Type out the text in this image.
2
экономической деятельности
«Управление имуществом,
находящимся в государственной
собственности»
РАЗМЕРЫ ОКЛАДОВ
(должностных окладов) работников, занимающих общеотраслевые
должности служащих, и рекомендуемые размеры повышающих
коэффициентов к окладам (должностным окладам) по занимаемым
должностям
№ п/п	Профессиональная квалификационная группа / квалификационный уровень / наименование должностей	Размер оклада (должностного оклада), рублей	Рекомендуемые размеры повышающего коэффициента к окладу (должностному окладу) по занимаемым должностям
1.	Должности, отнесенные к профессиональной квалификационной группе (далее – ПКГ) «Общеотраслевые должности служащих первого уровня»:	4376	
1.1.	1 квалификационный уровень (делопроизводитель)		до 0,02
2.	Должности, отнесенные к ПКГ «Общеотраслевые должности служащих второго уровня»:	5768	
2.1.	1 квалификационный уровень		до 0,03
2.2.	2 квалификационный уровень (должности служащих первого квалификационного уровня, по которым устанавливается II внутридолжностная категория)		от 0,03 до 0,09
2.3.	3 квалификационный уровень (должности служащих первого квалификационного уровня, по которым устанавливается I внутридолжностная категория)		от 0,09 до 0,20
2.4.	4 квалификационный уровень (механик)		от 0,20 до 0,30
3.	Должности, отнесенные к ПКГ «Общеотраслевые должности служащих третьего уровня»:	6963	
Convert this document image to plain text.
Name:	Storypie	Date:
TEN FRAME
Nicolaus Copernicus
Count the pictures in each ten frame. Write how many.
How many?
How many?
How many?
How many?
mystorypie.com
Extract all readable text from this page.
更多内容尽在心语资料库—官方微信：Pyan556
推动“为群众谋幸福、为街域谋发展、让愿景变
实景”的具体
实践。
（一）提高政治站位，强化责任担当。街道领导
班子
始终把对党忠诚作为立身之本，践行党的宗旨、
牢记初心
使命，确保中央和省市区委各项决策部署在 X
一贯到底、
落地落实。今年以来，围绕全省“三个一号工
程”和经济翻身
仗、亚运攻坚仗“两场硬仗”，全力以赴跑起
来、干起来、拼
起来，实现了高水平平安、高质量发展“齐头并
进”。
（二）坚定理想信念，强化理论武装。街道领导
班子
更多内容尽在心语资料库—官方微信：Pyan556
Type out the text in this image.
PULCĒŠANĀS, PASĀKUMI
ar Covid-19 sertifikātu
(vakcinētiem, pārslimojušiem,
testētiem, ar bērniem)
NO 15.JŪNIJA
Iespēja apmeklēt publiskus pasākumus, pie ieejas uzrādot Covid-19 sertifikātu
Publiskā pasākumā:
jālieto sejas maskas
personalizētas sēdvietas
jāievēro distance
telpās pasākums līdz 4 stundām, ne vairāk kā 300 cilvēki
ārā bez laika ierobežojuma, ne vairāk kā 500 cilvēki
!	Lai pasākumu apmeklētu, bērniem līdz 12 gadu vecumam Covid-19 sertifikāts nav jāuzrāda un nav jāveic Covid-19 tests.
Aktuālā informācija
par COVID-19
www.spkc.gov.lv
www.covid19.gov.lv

-*-

§ DO THIS
Show the lines from the data above that contain the string "должности".

§ THE SOLUTION
должности служащих, и рекомендуемые размеры повышающих
1.	Должности, отнесенные к профессиональной квалификационной группе (далее – ПКГ) «Общеотраслевые должности служащих первого уровня»:	4376	
2.	Должности, отнесенные к ПКГ «Общеотраслевые должности служащих второго уровня»:	5768	
2.2.	2 квалификационный уровень (должности служащих первого квалификационного уровня, по которым устанавливается II внутридолжностная категория)		от 0,03 до 0,09
2.3.	3 квалификационный уровень (должности служащих первого квалификационного уровня, по которым устанавливается I внутридолжностная категория)		от 0,09 до 0,20
3.	Должности, отнесенные к ПКГ «Общеотраслевые должности служащих третьего уровня»:	6963	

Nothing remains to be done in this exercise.